Data provided >>
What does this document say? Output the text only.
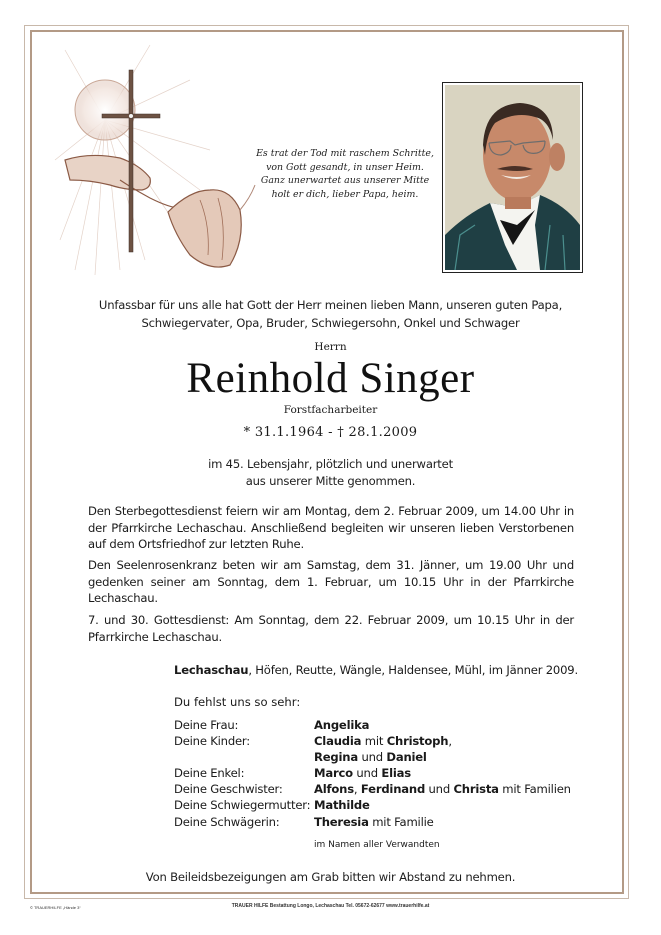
Es trat der Tod mit raschem Schritte,
von Gott gesandt, in unser Heim.
Ganz unerwartet aus unserer Mitte
holt er dich, lieber Papa, heim.
Unfassbar für uns alle hat Gott der Herr meinen lieben Mann, unseren guten Papa,
Schwiegervater, Opa, Bruder, Schwiegersohn, Onkel und Schwager
Herrn
Reinhold Singer
Forstfacharbeiter
* 31.1.1964 - † 28.1.2009
im 45. Lebensjahr, plötzlich und unerwartet
aus unserer Mitte genommen.
Den Sterbegottesdienst feiern wir am Montag, dem 2. Februar 2009, um 14.00 Uhr in der Pfarrkirche Lechaschau. Anschließend begleiten wir unseren lieben Verstorbenen auf dem Ortsfriedhof zur letzten Ruhe.
Den Seelenrosenkranz beten wir am Samstag, dem 31. Jänner, um 19.00 Uhr und gedenken seiner am Sonntag, dem 1. Februar, um 10.15 Uhr in der Pfarrkirche Lechaschau.
7. und 30. Gottesdienst: Am Sonntag, dem 22. Februar 2009, um 10.15 Uhr in der Pfarrkirche Lechaschau.
Lechaschau, Höfen, Reutte, Wängle, Haldensee, Mühl, im Jänner 2009.
Du fehlst uns so sehr:
Deine Frau:	Angelika
Deine Kinder:	Claudia mit Christoph,
Regina und Daniel
Deine Enkel:	Marco und Elias
Deine Geschwister:	Alfons, Ferdinand und Christa mit Familien
Deine Schwiegermutter: Mathilde
Deine Schwägerin:	Theresia mit Familie
im Namen aller Verwandten
Von Beileidsbezeigungen am Grab bitten wir Abstand zu nehmen.
© TRAUERHILFE „Hände 3“	TRAUER HILFE Bestattung Longo, Lechaschau Tel. 05672-62677 www.trauerhilfe.at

Problem statement >> Output each record precisely as it appears, and drop every picture.

Output of the exercise >>
What does this document say? Output the text only.
Es trat der Tod mit raschem Schritte,
von Gott gesandt, in unser Heim.
Ganz unerwartet aus unserer Mitte
holt er dich, lieber Papa, heim.
Unfassbar für uns alle hat Gott der Herr meinen lieben Mann, unseren guten Papa,
Schwiegervater, Opa, Bruder, Schwiegersohn, Onkel und Schwager
Herrn
Reinhold Singer
Forstfacharbeiter
* 31.1.1964 - † 28.1.2009
im 45. Lebensjahr, plötzlich und unerwartet
aus unserer Mitte genommen.
Den Sterbegottesdienst feiern wir am Montag, dem 2. Februar 2009, um 14.00 Uhr in der Pfarrkirche Lechaschau. Anschließend begleiten wir unseren lieben Verstorbenen auf dem Ortsfriedhof zur letzten Ruhe.
Den Seelenrosenkranz beten wir am Samstag, dem 31. Jänner, um 19.00 Uhr und gedenken seiner am Sonntag, dem 1. Februar, um 10.15 Uhr in der Pfarrkirche Lechaschau.
7. und 30. Gottesdienst: Am Sonntag, dem 22. Februar 2009, um 10.15 Uhr in der Pfarrkirche Lechaschau.
Lechaschau, Höfen, Reutte, Wängle, Haldensee, Mühl, im Jänner 2009.
Du fehlst uns so sehr:
Deine Frau:	Angelika
Deine Kinder:	Claudia mit Christoph,
Regina und Daniel
Deine Enkel:	Marco und Elias
Deine Geschwister:	Alfons, Ferdinand und Christa mit Familien
Deine Schwiegermutter: Mathilde
Deine Schwägerin:	Theresia mit Familie
im Namen aller Verwandten
Von Beileidsbezeigungen am Grab bitten wir Abstand zu nehmen.
© TRAUERHILFE „Hände 3“	TRAUER HILFE Bestattung Longo, Lechaschau Tel. 05672-62677 www.trauerhilfe.at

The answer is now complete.